* Description of the task: Continue the excerpt on millennials, AI training, and tech hiring from the point where it stops, ignoring the rows that follow it.

* Extract to read:

....

McKinsey asserts that because many millennials are managers, they can help push their companies toward AI maturity. One area of focus should be on training. McKinsey’s survey shows that half of employees say they want more formal trailing, yet more than a fifth report that they received minimal to no support.
Lareina Yee, senior partner at McKinsey, tells Fortune that 70% of all employees expect that 30% or more of their tasks will be augmented or replaced by AI over the next few years. Millennials, she says, are the most proactive in educating themselves. “Irrespective of whether they are skeptical or more optimistic about AI, they are pragmatically walking the talk that you need to become a power user,” says Yee.
JOBS RADAR
Hiring:
- Mama’s Creations is seeking a VP of technology strategy, based in the New York City metropolitan area. Posted salary range: $175K-$215K/year.
- Salesforce is seeking a VP, CIO go-to-market industry lead, based in Chicago. Posted salary range: $273K-$401.7K/year.
- The city of Baltimore is seeking a CIO, based in Baltimore. Posted salary range: $159.4K-$263K/year.
- Amy’s Kitchen is seeking a VP, technology officer, based in Petaluma, California. Posted salary range: $260K-$390K/year.

....

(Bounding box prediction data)
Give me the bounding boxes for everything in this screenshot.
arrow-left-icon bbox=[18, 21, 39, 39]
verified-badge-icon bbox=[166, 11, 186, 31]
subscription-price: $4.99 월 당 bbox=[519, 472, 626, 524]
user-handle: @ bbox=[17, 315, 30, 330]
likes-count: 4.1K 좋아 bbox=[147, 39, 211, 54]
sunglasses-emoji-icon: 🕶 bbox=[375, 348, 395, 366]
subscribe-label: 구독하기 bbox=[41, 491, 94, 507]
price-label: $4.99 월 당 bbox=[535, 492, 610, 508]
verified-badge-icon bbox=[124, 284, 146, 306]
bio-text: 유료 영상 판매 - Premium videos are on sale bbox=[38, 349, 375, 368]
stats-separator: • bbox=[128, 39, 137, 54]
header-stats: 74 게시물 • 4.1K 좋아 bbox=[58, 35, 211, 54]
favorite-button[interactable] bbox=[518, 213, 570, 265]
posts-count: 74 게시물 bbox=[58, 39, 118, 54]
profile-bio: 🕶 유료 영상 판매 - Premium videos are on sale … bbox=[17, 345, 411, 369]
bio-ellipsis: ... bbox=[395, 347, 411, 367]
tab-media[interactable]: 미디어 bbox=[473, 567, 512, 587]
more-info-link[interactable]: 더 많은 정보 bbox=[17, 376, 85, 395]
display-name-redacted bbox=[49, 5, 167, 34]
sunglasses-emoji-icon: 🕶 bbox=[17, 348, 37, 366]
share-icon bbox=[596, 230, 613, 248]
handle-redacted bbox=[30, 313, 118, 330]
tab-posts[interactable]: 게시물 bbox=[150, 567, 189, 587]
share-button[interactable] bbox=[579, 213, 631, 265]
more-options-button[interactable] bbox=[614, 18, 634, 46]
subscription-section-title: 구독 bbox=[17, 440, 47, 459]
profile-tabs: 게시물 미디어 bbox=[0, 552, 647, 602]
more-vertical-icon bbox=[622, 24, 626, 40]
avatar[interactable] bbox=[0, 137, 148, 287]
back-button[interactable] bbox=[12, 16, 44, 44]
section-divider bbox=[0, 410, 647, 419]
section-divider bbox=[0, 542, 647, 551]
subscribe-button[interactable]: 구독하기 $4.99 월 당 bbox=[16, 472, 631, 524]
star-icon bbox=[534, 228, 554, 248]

....

* Task output:
Hired:
- Priceline appointed Sejal Amin to the role of CTO, overseeing product engineering, infrastructure, data, and technology operations for the online travel agency that’s part of Booking Holdings. Amin joins Priceline from Shutterstock, where she served as CTO, and she also previously served as CTO of tax and accounting at Thomson Reuters.
- Panera Bread named Santhosh Kumar to the role of CIO, effective February 12, reporting to interim CEO Paul Carbone. Kumar will steer the restaurant chain’s tech organization and deploy technology across more than 2,200 cafe locations. Kumar joins Panera Bread from United Natural Food, where he served as CTO for three years, and also had several leadership roles, including SVP of IT, at Dunkin’ Brands.
- Fiverr appointed Yossi Levin to the role of CTO, joining the Israeli-based marketplace for freelance services after previously serving as head of engineering at software company NICE Actimize. Levin also spent nearly seven years at software developer LivePerson, where he served as VP of engineering.
- Open Health announced the appointment of David Sakadelis as CTO, joining the biopharmaceutical consulting company after most recently serving as SVP of technology at health marketer Klick Health. Sakadelis also spent 10 years in leadership roles at healthcare marketing agency Heartbeat.
- The Strawhecker Group appointed Shelley Joyce to the role of CTO, joining the payments consulting firm after previously serving as a CTO at Global Payments. Other leadership roles held by Joyce include serving as CEO at Monetary and as VP of product at Total Merchant Services.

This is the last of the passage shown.